*Exercise*:
Copy out each line of the data that holds the word "MARKER".

[Entries with figure data]
=-=-=
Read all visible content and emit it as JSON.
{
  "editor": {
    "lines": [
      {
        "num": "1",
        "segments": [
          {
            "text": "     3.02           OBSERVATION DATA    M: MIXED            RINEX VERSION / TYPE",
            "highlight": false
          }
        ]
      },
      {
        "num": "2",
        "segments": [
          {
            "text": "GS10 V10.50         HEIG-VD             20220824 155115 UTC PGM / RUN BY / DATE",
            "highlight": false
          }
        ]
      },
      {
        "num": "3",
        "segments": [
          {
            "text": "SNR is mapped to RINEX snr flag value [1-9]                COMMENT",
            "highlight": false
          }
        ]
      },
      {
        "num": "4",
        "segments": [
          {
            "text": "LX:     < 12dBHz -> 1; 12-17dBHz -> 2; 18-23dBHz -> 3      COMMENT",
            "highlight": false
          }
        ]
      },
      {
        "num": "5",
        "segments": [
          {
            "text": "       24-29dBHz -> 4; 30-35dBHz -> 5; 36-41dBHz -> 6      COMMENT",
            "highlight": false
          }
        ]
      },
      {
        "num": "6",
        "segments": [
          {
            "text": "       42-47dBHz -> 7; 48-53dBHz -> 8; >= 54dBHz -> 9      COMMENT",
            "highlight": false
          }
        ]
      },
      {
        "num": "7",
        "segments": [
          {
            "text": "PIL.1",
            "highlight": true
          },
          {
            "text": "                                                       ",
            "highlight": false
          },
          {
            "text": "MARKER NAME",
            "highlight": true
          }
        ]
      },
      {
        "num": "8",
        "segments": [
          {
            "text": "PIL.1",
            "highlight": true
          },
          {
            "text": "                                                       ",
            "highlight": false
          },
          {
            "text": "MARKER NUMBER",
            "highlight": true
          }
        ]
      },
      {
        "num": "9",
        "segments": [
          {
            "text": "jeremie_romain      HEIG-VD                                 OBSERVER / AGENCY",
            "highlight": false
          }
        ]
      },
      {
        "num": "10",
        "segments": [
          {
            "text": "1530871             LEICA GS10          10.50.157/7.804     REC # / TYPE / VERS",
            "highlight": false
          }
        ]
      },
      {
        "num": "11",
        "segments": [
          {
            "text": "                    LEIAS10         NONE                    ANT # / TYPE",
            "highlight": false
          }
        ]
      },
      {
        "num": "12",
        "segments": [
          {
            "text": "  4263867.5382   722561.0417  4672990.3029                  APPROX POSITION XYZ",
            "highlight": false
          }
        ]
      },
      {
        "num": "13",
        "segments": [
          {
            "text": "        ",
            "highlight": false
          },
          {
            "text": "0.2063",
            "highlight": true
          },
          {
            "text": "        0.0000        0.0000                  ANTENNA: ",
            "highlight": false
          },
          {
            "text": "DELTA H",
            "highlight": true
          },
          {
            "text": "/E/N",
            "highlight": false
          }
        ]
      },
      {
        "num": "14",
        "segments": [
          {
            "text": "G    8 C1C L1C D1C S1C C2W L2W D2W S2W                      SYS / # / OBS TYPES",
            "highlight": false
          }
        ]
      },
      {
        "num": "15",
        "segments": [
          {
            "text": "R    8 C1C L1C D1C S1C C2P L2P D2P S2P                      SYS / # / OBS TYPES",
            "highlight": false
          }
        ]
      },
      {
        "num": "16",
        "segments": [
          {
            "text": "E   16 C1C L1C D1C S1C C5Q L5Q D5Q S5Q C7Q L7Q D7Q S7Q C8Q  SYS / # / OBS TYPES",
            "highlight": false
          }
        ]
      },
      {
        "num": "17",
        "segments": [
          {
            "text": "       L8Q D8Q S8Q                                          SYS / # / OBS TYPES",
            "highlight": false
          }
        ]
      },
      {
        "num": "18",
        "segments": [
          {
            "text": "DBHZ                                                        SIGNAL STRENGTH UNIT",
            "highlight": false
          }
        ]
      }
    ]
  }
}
=-=-=
*Response*:
            "text": "MARKER NAME",
            "text": "MARKER NUMBER",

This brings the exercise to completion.